> _CHALLENGE_
Render every line of the data below as a Markdown table with the columns Number and Record line, skipping blank lines and omitting the pictures.

[Element location listings]
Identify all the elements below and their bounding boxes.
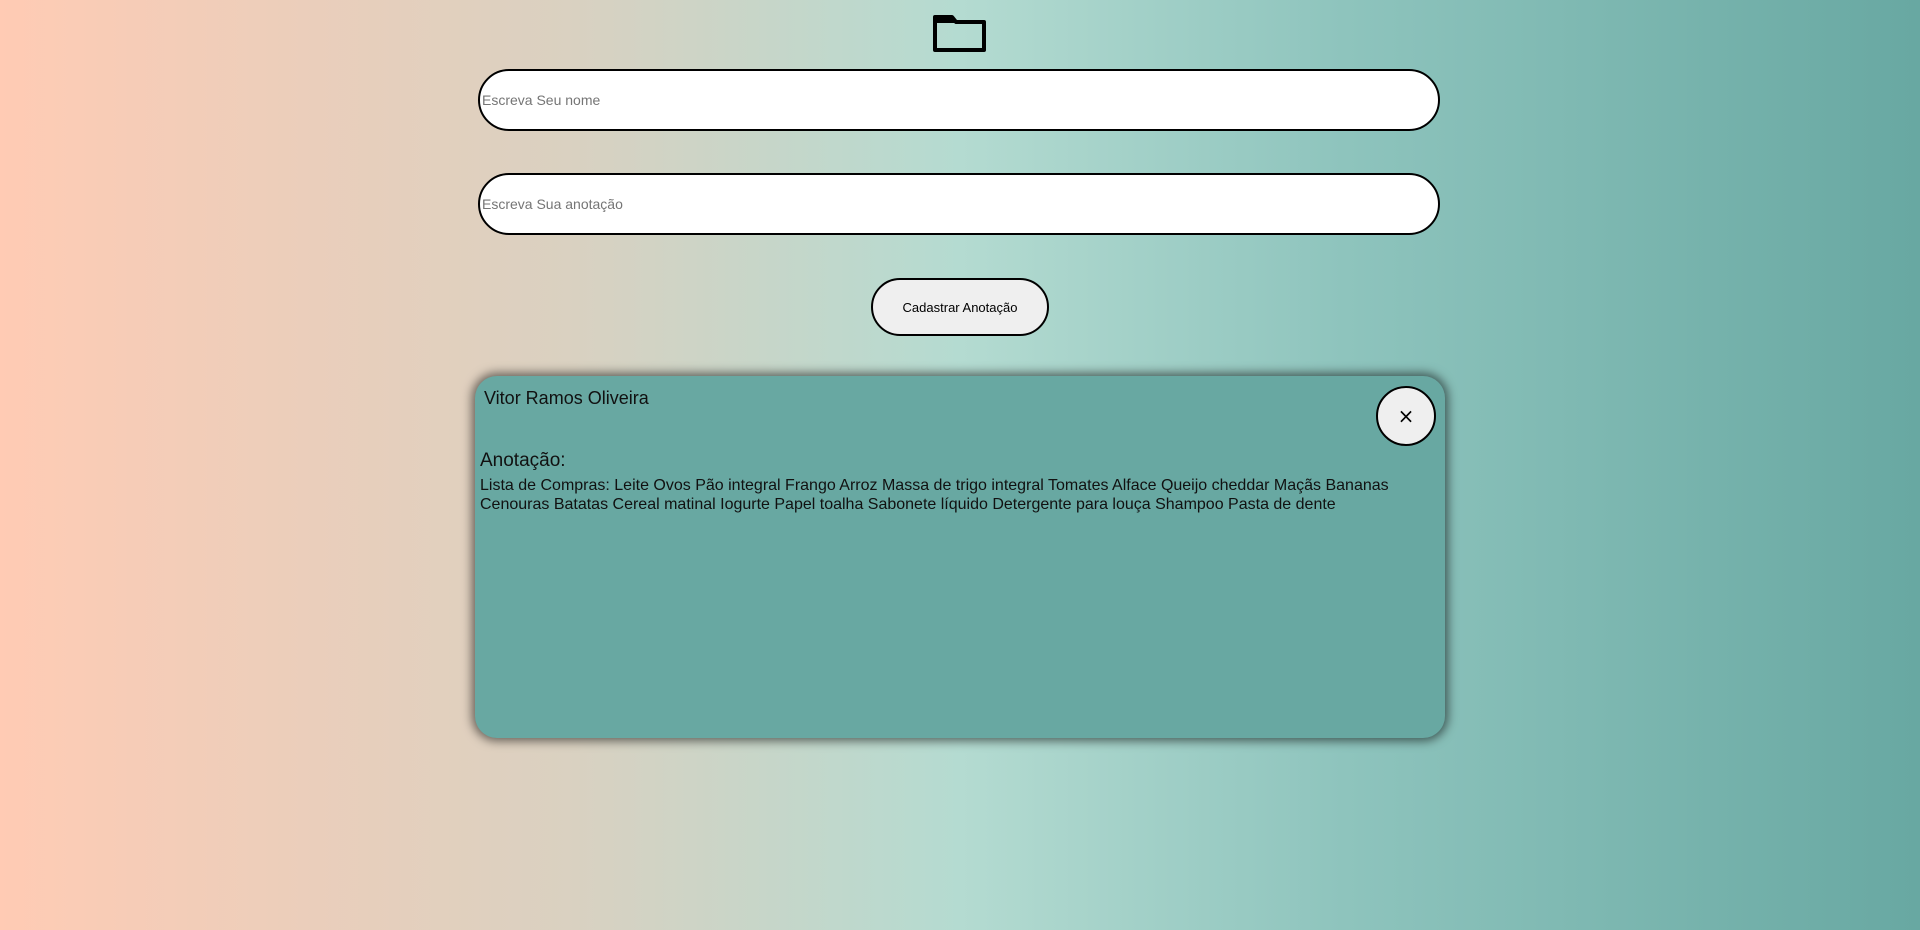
close-icon: × (1397, 404, 1415, 428)
close-note-button[interactable]: × (1376, 386, 1436, 446)
folder-icon (933, 15, 986, 52)
note-body: Lista de Compras: Leite Ovos Pão integra… (480, 477, 1389, 513)
note-card: Vitor Ramos Oliveira × Anotação: Lista d… (475, 376, 1445, 738)
note-author: Vitor Ramos Oliveira (484, 388, 649, 408)
note-heading: Anotação: (480, 450, 566, 471)
name-input[interactable] (478, 69, 1440, 131)
register-note-button[interactable]: Cadastrar Anotação (871, 278, 1049, 336)
note-input[interactable] (478, 173, 1440, 235)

> _RESULT FOR THIS EXERCISE_
| Number | Record line |
|---|---|
| 1 | Identify all the elements below and their bounding boxes. |
| 2 | close-icon: × (1397, 404, 1415, 428) |
| 3 | close-note-button[interactable]: × (1376, 386, 1436, 446) |
| 4 | folder-icon (933, 15, 986, 52) |
| 5 | note-body: Lista de Compras: Leite Ovos Pão integra… (480, 477, 1389, 513) |
| 6 | note-card: Vitor Ramos Oliveira × Anotação: Lista d… (475, 376, 1445, 738) |
| 7 | note-author: Vitor Ramos Oliveira (484, 388, 649, 408) |
| 8 | note-heading: Anotação: (480, 450, 566, 471) |
| 9 | name-input[interactable] (478, 69, 1440, 131) |
| 10 | register-note-button[interactable]: Cadastrar Anotação (871, 278, 1049, 336) |
| 11 | note-input[interactable] (478, 173, 1440, 235) |